* _THE PROBLEM_: Give only the number of lines below that contain the word "this".

== EXERCISE INPUT ==

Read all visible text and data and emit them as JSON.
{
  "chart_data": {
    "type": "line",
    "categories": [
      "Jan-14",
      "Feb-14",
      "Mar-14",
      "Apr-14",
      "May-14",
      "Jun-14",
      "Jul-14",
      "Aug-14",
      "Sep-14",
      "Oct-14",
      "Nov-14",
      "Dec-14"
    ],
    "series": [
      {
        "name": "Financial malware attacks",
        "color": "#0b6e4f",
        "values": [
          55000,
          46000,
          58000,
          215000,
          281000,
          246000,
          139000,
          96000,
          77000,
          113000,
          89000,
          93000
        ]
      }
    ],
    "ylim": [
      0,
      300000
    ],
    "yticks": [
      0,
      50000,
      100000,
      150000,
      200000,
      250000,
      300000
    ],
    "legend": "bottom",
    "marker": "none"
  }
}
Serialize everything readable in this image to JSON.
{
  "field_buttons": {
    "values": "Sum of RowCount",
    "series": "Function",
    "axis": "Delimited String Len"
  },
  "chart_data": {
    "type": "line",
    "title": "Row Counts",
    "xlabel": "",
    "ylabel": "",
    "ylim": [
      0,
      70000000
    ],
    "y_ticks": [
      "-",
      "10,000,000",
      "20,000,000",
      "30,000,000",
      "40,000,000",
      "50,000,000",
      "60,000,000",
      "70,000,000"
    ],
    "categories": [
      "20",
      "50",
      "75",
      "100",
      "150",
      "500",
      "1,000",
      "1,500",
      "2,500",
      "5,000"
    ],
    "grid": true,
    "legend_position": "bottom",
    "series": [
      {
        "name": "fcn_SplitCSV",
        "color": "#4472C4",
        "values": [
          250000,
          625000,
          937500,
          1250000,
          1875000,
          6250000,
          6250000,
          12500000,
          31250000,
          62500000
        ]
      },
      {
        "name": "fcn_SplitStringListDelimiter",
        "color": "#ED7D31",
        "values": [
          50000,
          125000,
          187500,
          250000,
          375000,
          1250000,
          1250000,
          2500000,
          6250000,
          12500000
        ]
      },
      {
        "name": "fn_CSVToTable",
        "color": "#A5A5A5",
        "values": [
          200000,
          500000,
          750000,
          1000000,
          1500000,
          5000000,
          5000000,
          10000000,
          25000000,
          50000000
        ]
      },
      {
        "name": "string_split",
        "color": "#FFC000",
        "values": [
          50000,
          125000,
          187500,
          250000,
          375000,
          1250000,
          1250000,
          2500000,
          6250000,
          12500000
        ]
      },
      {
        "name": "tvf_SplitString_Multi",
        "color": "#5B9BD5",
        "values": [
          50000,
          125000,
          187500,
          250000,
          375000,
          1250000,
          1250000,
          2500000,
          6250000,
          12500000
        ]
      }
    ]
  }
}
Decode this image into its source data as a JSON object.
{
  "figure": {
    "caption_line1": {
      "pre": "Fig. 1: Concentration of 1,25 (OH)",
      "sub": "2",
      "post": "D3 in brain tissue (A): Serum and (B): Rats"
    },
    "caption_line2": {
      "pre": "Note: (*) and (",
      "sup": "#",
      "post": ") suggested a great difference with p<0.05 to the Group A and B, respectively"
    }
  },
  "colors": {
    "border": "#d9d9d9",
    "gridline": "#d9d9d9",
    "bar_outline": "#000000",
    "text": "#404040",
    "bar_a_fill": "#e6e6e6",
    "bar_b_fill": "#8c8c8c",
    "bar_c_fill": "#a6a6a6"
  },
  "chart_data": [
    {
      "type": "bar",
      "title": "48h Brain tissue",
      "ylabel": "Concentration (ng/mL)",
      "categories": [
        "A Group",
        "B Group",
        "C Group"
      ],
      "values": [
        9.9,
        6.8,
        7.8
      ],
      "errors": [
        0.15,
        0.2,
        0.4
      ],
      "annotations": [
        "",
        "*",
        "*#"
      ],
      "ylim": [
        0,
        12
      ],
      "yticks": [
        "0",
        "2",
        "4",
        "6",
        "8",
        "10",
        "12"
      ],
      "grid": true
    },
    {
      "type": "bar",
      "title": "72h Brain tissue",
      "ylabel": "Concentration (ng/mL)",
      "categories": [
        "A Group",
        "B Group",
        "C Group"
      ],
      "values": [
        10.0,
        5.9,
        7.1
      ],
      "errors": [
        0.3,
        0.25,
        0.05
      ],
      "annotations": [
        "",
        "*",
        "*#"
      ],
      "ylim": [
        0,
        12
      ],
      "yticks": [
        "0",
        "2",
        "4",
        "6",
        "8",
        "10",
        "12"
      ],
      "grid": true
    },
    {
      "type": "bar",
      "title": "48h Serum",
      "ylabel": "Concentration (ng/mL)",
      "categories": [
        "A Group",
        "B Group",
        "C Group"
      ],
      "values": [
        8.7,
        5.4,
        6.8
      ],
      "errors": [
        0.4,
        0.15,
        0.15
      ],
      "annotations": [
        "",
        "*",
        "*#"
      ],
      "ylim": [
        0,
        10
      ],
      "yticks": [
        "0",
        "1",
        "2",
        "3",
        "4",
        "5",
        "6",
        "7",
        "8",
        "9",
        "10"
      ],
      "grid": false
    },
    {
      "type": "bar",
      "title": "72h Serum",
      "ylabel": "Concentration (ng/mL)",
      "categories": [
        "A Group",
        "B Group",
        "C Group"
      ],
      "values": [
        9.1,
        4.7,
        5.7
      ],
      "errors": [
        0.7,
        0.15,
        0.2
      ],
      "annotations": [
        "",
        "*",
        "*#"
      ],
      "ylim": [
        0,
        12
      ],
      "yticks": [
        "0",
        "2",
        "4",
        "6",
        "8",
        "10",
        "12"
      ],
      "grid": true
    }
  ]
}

===

* _TASK RESULT_: 2